**Task description**
With the pictures left out, copy the listing below exactly.

**Data listing**
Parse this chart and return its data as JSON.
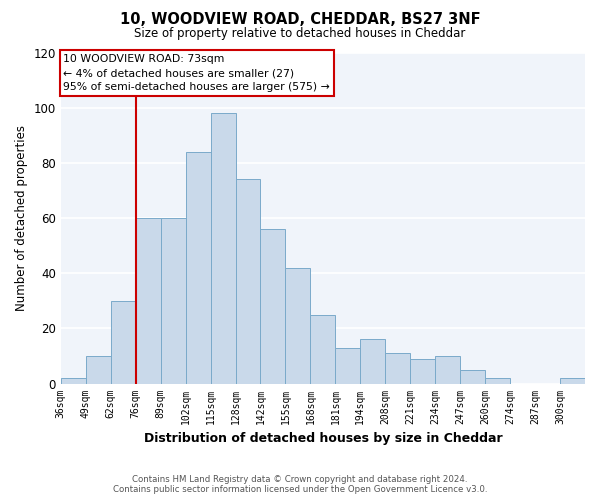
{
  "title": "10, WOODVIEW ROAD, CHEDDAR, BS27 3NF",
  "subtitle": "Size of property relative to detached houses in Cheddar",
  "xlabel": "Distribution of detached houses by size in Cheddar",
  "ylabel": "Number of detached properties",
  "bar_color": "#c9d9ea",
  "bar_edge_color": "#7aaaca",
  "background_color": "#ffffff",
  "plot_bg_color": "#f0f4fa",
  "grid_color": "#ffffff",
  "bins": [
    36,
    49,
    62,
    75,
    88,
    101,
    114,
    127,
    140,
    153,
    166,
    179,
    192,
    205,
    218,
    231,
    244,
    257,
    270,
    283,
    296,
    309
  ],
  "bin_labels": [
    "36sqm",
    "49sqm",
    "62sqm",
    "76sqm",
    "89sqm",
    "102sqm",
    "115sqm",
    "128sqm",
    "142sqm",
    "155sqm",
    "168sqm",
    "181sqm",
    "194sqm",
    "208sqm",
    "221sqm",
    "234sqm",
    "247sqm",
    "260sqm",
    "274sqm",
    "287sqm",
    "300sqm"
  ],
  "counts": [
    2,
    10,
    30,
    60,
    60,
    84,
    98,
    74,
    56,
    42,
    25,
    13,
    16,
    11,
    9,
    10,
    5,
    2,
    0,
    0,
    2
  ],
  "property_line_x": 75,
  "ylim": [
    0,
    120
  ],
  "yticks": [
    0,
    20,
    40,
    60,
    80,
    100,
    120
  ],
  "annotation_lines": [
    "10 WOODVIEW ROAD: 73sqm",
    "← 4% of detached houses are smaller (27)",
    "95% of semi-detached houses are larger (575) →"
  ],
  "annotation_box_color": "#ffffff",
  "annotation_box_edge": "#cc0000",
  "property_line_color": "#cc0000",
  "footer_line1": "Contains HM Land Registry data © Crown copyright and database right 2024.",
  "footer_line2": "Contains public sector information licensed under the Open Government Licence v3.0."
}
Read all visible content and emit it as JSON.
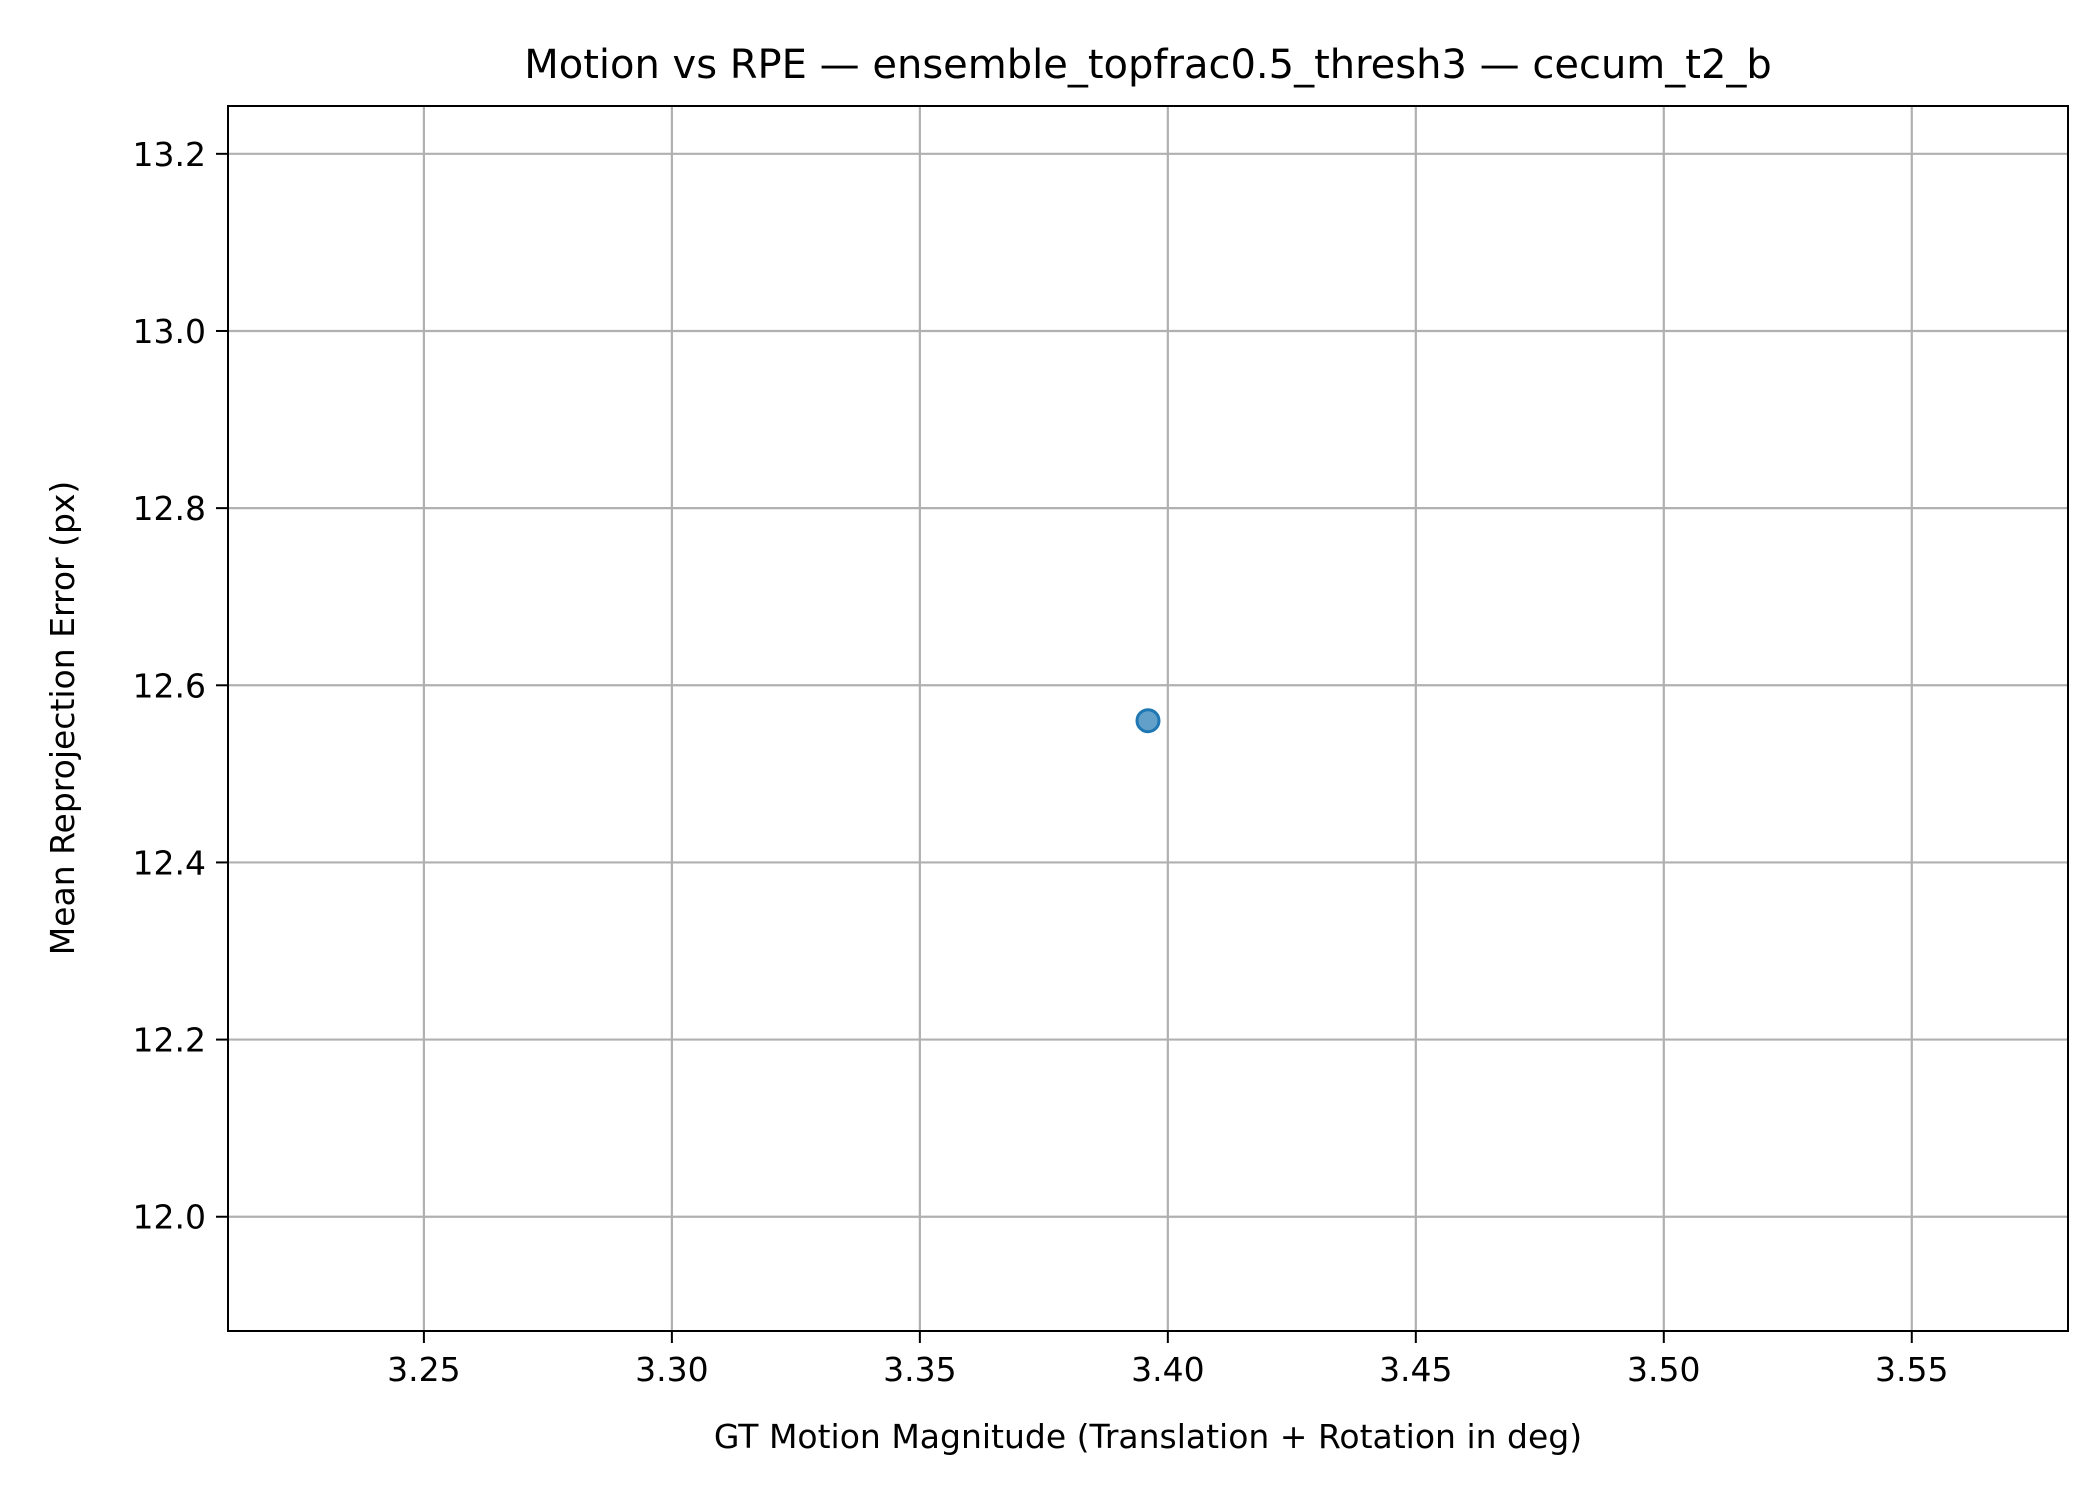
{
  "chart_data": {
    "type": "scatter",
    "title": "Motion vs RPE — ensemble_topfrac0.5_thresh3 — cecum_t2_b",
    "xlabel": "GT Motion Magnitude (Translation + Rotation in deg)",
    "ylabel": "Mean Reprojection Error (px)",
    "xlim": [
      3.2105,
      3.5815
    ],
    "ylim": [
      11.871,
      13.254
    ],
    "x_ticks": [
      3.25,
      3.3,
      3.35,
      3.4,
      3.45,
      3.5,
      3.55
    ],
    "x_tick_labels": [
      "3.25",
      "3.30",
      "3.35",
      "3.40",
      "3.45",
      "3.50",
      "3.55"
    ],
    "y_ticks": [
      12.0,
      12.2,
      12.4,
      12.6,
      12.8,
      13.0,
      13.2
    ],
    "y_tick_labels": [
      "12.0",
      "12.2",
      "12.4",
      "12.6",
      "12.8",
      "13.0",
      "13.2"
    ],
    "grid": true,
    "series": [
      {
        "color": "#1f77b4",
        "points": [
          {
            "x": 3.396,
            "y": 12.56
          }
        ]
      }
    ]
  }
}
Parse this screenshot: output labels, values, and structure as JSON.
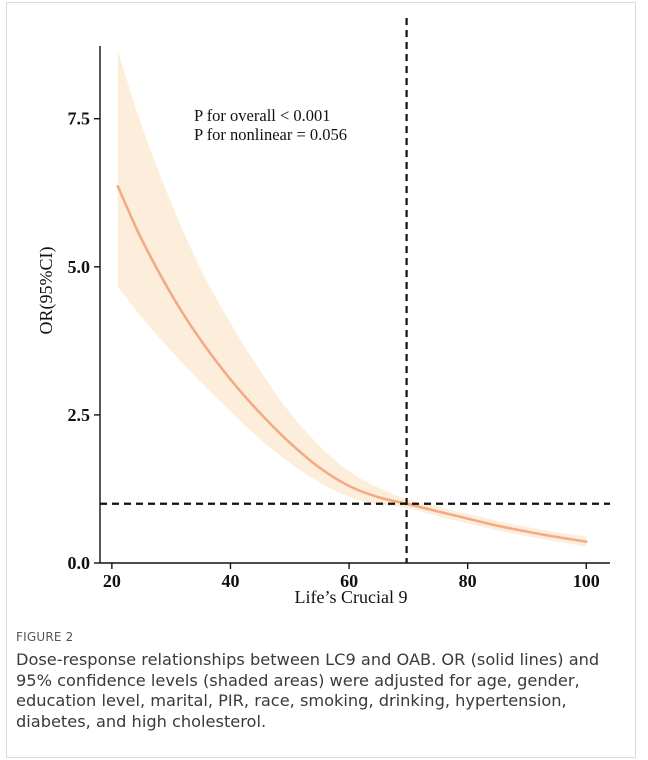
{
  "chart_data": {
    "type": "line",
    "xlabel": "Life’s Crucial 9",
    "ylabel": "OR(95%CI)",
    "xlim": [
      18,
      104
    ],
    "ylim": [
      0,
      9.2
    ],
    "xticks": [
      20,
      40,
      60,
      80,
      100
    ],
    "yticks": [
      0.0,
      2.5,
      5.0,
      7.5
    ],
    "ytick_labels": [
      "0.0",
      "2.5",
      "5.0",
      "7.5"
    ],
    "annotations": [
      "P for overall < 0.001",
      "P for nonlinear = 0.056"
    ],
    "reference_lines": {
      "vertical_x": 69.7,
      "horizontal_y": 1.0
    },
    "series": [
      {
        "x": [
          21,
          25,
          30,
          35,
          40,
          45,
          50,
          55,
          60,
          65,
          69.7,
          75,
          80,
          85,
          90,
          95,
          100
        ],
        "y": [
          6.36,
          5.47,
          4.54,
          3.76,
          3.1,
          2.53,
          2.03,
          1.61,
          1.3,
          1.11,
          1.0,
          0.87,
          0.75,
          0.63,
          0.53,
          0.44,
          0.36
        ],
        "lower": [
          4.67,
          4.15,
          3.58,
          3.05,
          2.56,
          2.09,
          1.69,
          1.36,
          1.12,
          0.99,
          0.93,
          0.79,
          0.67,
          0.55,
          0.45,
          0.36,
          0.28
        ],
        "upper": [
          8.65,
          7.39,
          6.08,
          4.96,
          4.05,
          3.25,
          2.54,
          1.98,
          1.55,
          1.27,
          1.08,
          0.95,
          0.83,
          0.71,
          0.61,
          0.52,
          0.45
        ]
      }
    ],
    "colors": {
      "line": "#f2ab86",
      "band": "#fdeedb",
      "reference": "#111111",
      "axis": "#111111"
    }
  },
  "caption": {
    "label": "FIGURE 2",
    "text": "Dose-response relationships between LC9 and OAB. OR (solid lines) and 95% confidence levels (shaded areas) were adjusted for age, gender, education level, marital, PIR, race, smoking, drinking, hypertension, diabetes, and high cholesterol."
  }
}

**Finished task**
Parse this chart and return its data as JSON.
{
  "title": "10, WOODVIEW ROAD, CHEDDAR, BS27 3NF",
  "subtitle": "Size of property relative to detached houses in Cheddar",
  "xlabel": "Distribution of detached houses by size in Cheddar",
  "ylabel": "Number of detached properties",
  "bar_color": "#c9d9ea",
  "bar_edge_color": "#7aaaca",
  "background_color": "#ffffff",
  "plot_bg_color": "#f0f4fa",
  "grid_color": "#ffffff",
  "bins": [
    36,
    49,
    62,
    75,
    88,
    101,
    114,
    127,
    140,
    153,
    166,
    179,
    192,
    205,
    218,
    231,
    244,
    257,
    270,
    283,
    296,
    309
  ],
  "bin_labels": [
    "36sqm",
    "49sqm",
    "62sqm",
    "76sqm",
    "89sqm",
    "102sqm",
    "115sqm",
    "128sqm",
    "142sqm",
    "155sqm",
    "168sqm",
    "181sqm",
    "194sqm",
    "208sqm",
    "221sqm",
    "234sqm",
    "247sqm",
    "260sqm",
    "274sqm",
    "287sqm",
    "300sqm"
  ],
  "counts": [
    2,
    10,
    30,
    60,
    60,
    84,
    98,
    74,
    56,
    42,
    25,
    13,
    16,
    11,
    9,
    10,
    5,
    2,
    0,
    0,
    2
  ],
  "property_line_x": 75,
  "ylim": [
    0,
    120
  ],
  "yticks": [
    0,
    20,
    40,
    60,
    80,
    100,
    120
  ],
  "annotation_lines": [
    "10 WOODVIEW ROAD: 73sqm",
    "← 4% of detached houses are smaller (27)",
    "95% of semi-detached houses are larger (575) →"
  ],
  "annotation_box_color": "#ffffff",
  "annotation_box_edge": "#cc0000",
  "property_line_color": "#cc0000",
  "footer_line1": "Contains HM Land Registry data © Crown copyright and database right 2024.",
  "footer_line2": "Contains public sector information licensed under the Open Government Licence v3.0."
}
Read all visible content and emit it as JSON.
{
  "chart_data": {
    "type": "scatter",
    "title": "Motion vs RPE — ensemble_topfrac0.5_thresh3 — cecum_t2_b",
    "xlabel": "GT Motion Magnitude (Translation + Rotation in deg)",
    "ylabel": "Mean Reprojection Error (px)",
    "xlim": [
      3.2105,
      3.5815
    ],
    "ylim": [
      11.871,
      13.254
    ],
    "x_ticks": [
      3.25,
      3.3,
      3.35,
      3.4,
      3.45,
      3.5,
      3.55
    ],
    "x_tick_labels": [
      "3.25",
      "3.30",
      "3.35",
      "3.40",
      "3.45",
      "3.50",
      "3.55"
    ],
    "y_ticks": [
      12.0,
      12.2,
      12.4,
      12.6,
      12.8,
      13.0,
      13.2
    ],
    "y_tick_labels": [
      "12.0",
      "12.2",
      "12.4",
      "12.6",
      "12.8",
      "13.0",
      "13.2"
    ],
    "grid": true,
    "series": [
      {
        "color": "#1f77b4",
        "points": [
          {
            "x": 3.396,
            "y": 12.56
          }
        ]
      }
    ]
  }
}
Parse this screenshot: output labels, values, and structure as JSON.
{
  "chart_data": {
    "type": "line",
    "xlabel": "Life’s Crucial 9",
    "ylabel": "OR(95%CI)",
    "xlim": [
      18,
      104
    ],
    "ylim": [
      0,
      9.2
    ],
    "xticks": [
      20,
      40,
      60,
      80,
      100
    ],
    "yticks": [
      0.0,
      2.5,
      5.0,
      7.5
    ],
    "ytick_labels": [
      "0.0",
      "2.5",
      "5.0",
      "7.5"
    ],
    "annotations": [
      "P for overall < 0.001",
      "P for nonlinear = 0.056"
    ],
    "reference_lines": {
      "vertical_x": 69.7,
      "horizontal_y": 1.0
    },
    "series": [
      {
        "x": [
          21,
          25,
          30,
          35,
          40,
          45,
          50,
          55,
          60,
          65,
          69.7,
          75,
          80,
          85,
          90,
          95,
          100
        ],
        "y": [
          6.36,
          5.47,
          4.54,
          3.76,
          3.1,
          2.53,
          2.03,
          1.61,
          1.3,
          1.11,
          1.0,
          0.87,
          0.75,
          0.63,
          0.53,
          0.44,
          0.36
        ],
        "lower": [
          4.67,
          4.15,
          3.58,
          3.05,
          2.56,
          2.09,
          1.69,
          1.36,
          1.12,
          0.99,
          0.93,
          0.79,
          0.67,
          0.55,
          0.45,
          0.36,
          0.28
        ],
        "upper": [
          8.65,
          7.39,
          6.08,
          4.96,
          4.05,
          3.25,
          2.54,
          1.98,
          1.55,
          1.27,
          1.08,
          0.95,
          0.83,
          0.71,
          0.61,
          0.52,
          0.45
        ]
      }
    ],
    "colors": {
      "line": "#f2ab86",
      "band": "#fdeedb",
      "reference": "#111111",
      "axis": "#111111"
    }
  },
  "caption": {
    "label": "FIGURE 2",
    "text": "Dose-response relationships between LC9 and OAB. OR (solid lines) and 95% confidence levels (shaded areas) were adjusted for age, gender, education level, marital, PIR, race, smoking, drinking, hypertension, diabetes, and high cholesterol."
  }
}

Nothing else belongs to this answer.